[What the task requires]: Locate the string "name" in the listing below. Copy every line where it is found.

[Supplied material]:
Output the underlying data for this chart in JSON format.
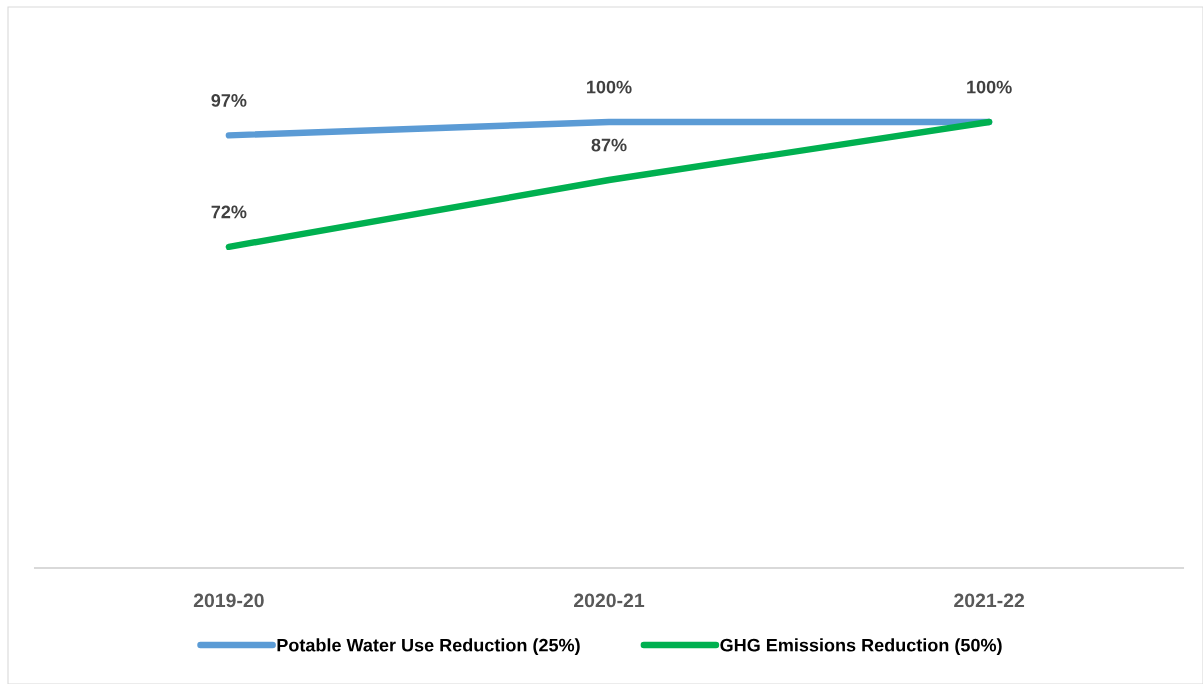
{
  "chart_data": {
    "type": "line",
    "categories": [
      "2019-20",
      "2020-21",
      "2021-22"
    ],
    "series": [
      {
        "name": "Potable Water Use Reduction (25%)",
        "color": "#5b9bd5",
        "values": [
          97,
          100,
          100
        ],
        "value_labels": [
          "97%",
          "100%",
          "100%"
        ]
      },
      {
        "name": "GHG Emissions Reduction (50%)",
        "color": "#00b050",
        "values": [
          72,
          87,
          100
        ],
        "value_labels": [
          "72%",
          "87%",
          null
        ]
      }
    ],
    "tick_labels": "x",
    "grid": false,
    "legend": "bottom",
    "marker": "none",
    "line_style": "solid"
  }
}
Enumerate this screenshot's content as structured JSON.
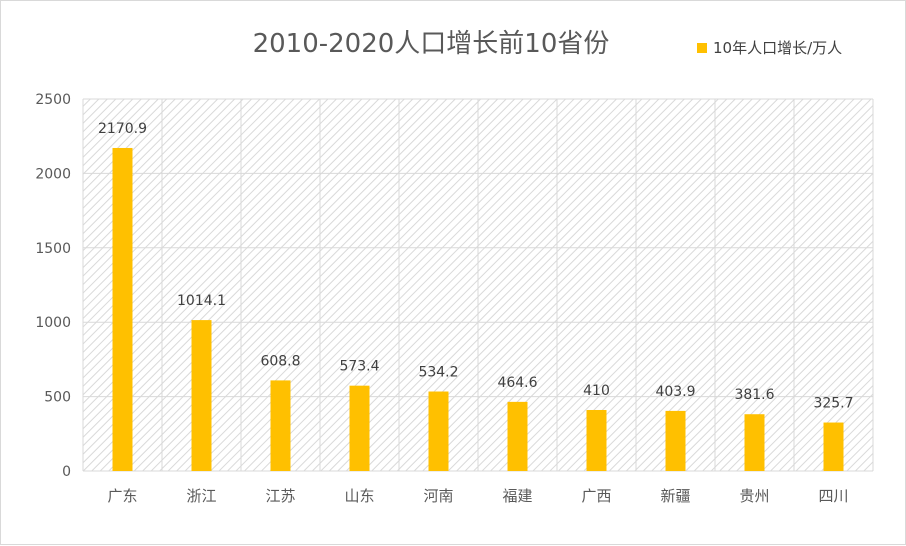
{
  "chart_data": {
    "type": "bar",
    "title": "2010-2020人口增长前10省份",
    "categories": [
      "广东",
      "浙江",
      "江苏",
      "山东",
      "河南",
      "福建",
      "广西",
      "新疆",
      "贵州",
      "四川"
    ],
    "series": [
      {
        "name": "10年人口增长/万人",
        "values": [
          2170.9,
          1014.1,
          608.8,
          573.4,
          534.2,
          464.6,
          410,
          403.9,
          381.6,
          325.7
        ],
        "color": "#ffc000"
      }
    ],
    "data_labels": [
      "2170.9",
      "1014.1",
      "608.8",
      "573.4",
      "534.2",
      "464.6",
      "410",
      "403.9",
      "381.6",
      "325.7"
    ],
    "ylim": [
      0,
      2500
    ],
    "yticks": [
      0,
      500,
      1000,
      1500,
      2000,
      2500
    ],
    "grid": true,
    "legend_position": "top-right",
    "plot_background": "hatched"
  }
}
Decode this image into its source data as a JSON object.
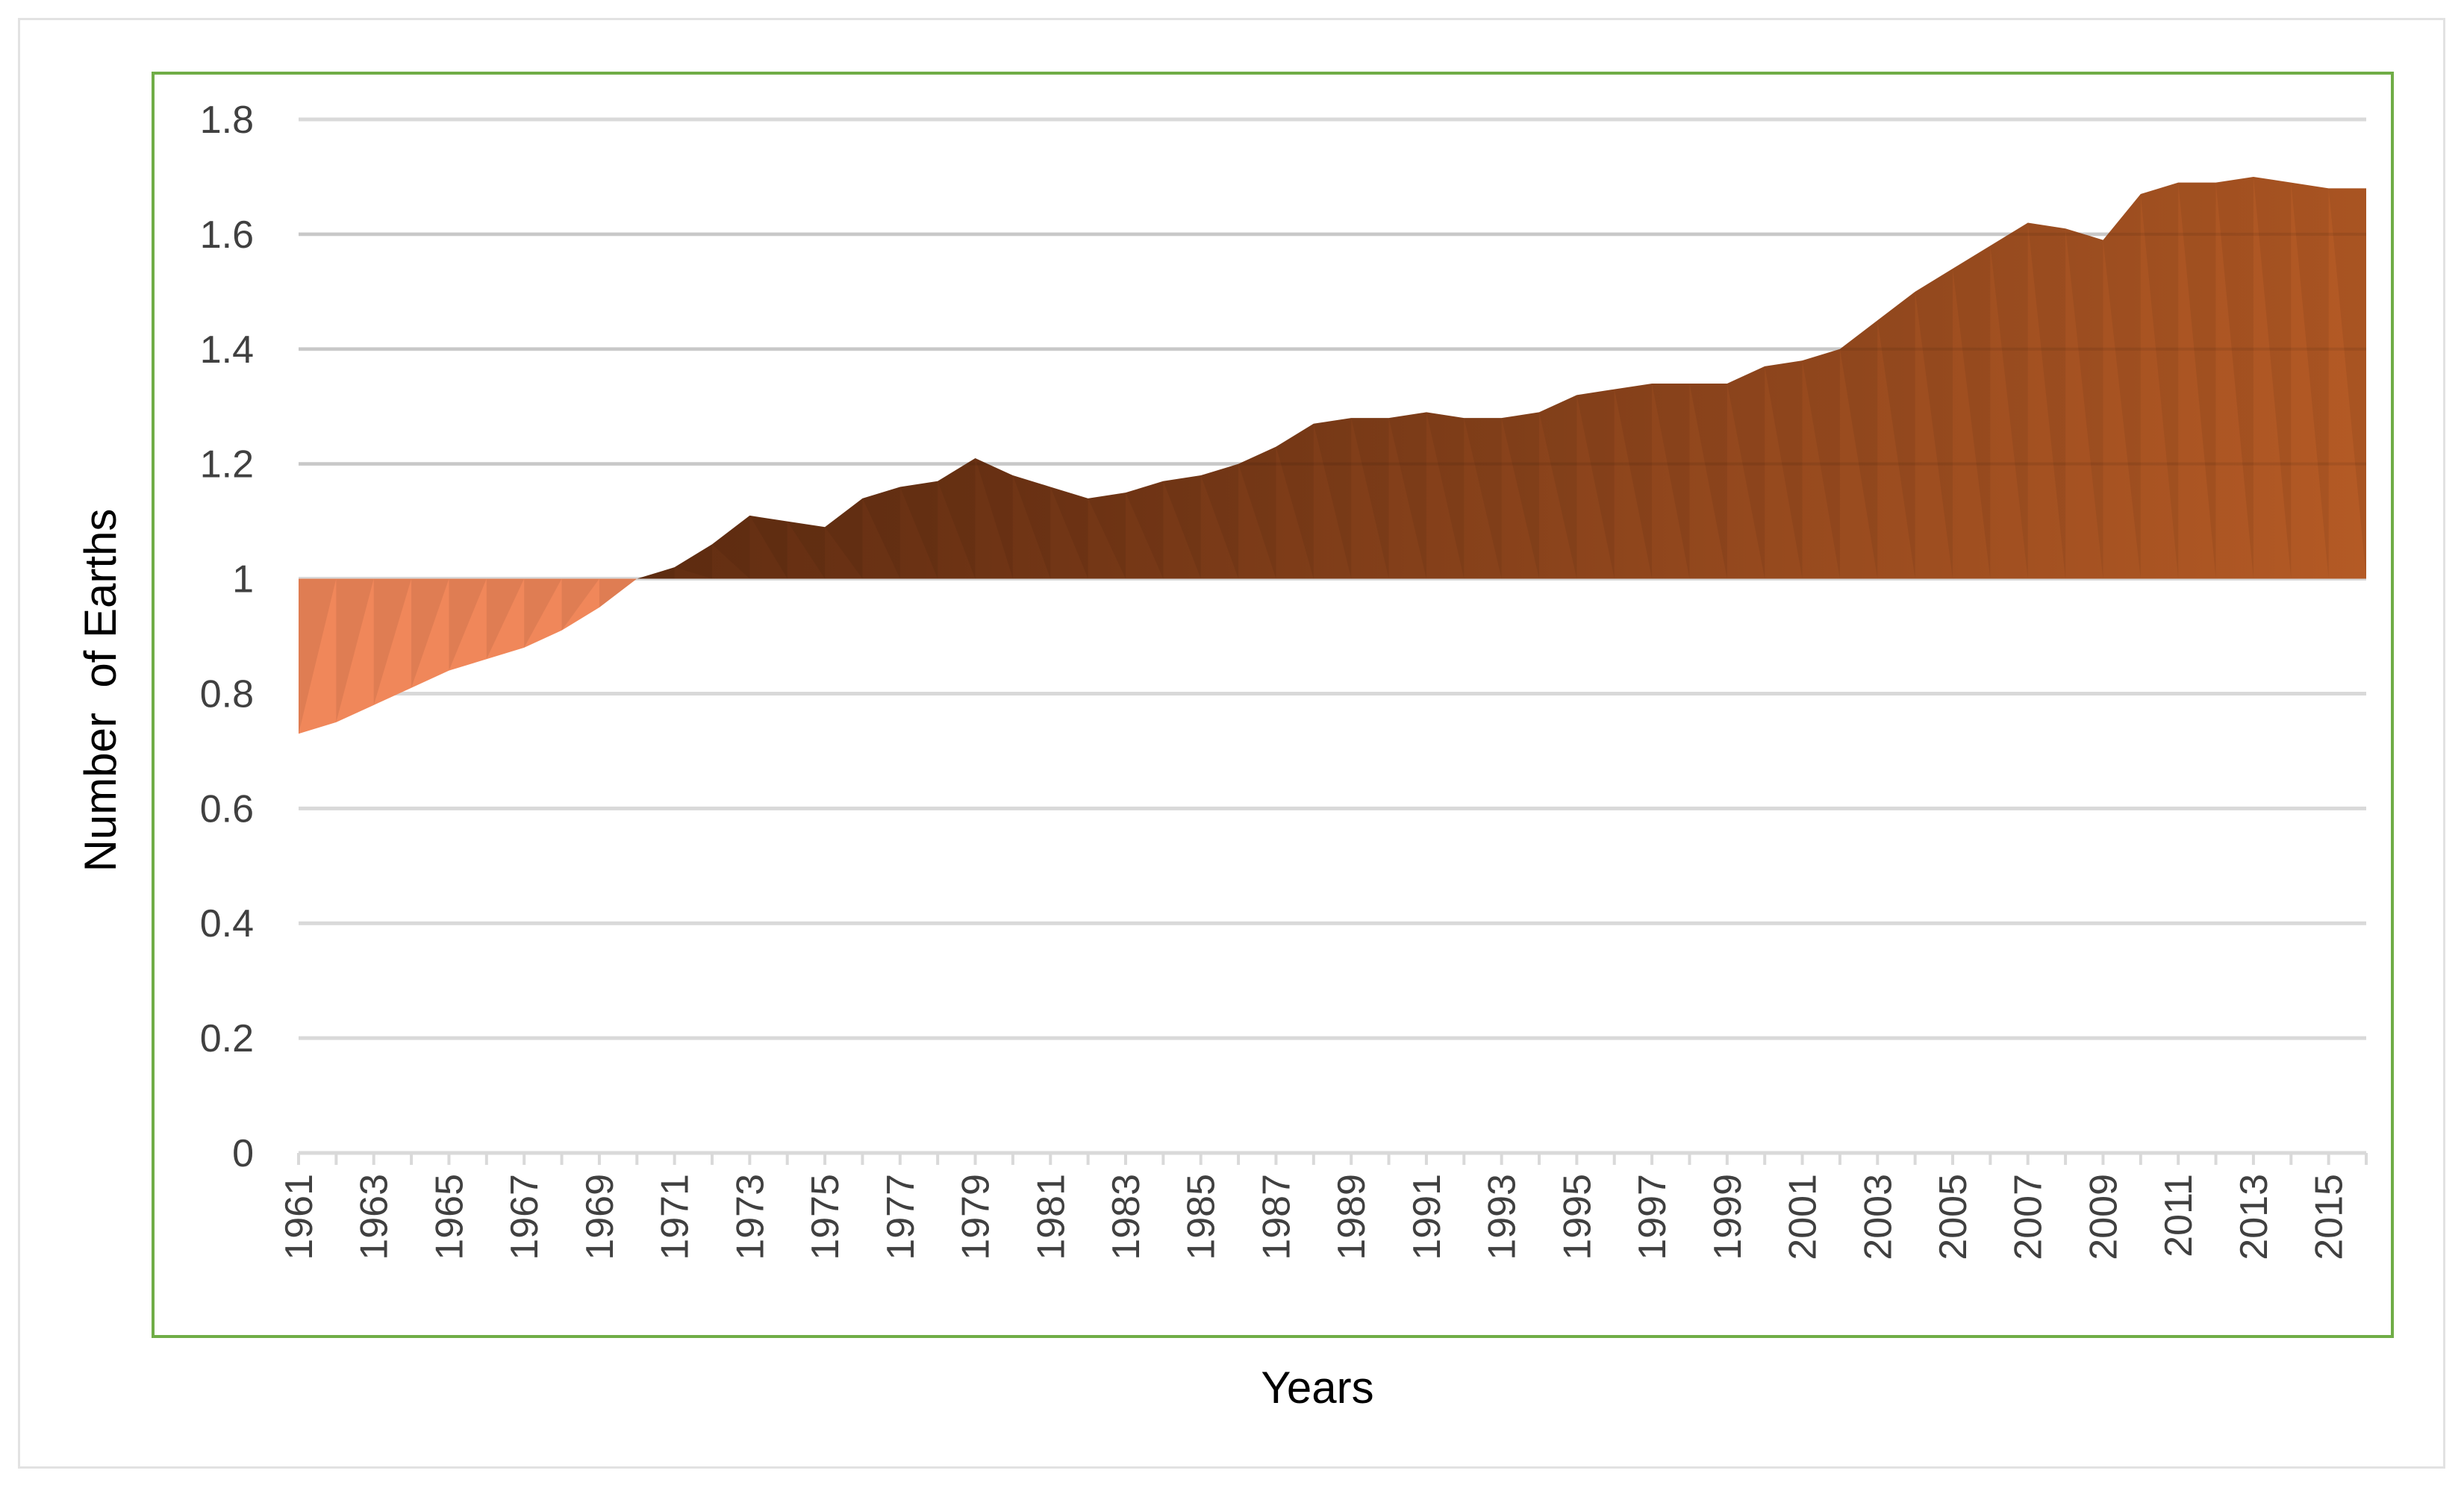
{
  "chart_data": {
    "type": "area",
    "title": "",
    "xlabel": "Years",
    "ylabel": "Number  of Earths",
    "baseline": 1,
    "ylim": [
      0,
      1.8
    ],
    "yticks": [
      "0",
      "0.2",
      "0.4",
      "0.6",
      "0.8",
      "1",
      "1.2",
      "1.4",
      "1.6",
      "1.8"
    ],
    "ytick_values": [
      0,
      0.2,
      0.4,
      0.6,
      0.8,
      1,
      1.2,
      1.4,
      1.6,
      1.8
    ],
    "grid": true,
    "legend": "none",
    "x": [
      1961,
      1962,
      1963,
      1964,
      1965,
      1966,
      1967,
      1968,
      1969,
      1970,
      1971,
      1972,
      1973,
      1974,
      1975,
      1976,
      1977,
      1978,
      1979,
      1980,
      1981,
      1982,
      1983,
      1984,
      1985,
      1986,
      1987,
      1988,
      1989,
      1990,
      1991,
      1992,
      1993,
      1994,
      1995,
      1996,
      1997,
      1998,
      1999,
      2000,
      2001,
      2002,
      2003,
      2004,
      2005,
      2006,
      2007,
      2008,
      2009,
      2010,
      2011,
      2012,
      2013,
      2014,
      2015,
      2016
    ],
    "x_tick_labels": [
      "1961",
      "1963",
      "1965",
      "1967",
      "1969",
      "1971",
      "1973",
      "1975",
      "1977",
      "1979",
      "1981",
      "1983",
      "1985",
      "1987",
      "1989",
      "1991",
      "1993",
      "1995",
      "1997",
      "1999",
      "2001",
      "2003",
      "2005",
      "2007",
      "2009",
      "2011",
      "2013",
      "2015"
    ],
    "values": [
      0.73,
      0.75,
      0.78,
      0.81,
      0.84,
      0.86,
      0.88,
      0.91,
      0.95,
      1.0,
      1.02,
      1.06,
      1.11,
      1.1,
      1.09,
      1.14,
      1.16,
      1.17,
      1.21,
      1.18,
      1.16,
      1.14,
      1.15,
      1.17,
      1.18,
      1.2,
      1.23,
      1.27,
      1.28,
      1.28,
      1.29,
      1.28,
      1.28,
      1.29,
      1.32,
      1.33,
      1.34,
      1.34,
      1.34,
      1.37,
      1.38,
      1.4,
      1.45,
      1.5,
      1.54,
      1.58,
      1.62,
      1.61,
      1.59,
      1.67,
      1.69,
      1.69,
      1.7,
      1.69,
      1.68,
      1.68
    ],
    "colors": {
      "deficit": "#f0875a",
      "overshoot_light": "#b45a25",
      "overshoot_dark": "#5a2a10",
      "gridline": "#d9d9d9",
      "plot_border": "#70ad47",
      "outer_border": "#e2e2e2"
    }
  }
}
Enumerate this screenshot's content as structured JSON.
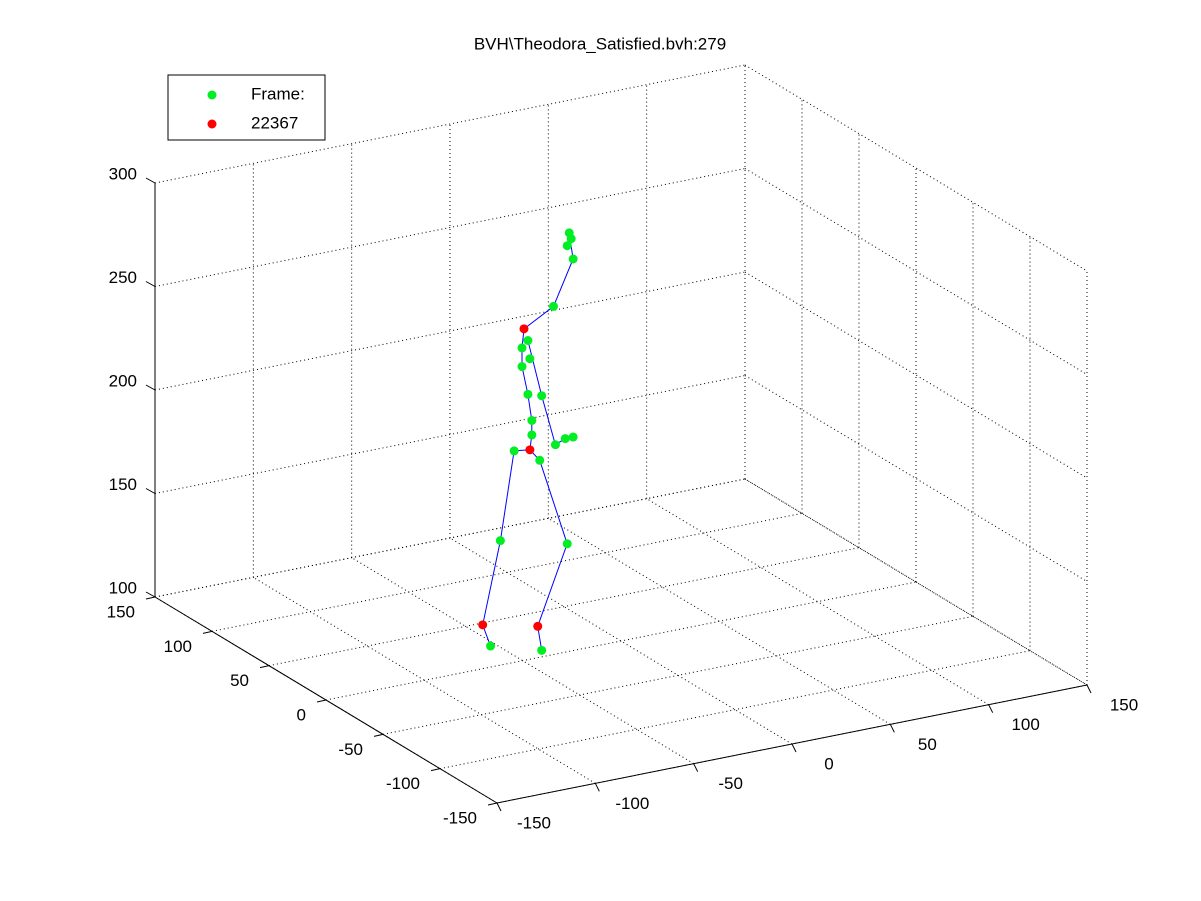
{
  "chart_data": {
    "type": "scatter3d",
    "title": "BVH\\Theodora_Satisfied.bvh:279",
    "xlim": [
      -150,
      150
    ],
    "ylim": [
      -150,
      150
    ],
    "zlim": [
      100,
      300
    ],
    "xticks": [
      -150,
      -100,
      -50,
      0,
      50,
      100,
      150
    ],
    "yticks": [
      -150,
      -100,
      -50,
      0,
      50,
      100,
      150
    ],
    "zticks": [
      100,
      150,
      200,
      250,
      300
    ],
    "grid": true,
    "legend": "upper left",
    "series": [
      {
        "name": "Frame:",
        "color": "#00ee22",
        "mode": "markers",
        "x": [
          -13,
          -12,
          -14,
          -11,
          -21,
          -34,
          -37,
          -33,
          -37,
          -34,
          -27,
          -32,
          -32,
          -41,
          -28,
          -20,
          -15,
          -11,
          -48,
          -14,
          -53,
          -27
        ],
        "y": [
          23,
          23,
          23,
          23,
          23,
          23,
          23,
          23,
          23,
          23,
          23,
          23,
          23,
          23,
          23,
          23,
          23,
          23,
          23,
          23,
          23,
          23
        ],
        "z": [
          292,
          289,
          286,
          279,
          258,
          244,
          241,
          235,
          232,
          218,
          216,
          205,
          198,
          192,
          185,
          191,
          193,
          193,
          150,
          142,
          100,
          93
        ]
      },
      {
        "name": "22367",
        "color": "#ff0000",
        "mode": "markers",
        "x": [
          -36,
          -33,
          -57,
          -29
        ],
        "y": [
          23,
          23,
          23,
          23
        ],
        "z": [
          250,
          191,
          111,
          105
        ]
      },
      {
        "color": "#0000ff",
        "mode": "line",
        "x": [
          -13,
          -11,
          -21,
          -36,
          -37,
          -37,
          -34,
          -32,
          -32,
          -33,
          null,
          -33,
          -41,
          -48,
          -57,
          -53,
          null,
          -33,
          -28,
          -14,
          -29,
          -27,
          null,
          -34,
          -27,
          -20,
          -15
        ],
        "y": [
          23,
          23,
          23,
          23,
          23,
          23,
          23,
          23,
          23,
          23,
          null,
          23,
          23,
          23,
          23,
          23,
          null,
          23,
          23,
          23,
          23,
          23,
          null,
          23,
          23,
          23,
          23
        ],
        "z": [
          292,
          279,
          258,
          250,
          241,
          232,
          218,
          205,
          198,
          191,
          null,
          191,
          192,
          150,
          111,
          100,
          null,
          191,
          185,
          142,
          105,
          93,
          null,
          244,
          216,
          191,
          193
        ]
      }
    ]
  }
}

[The answer]:
        "name": "Potable Water Use Reduction (25%)",
        "name": "GHG Emissions Reduction (50%)",
        "name": "10年人口增长/万人",
        "name": "Frame:",
        "name": "22367",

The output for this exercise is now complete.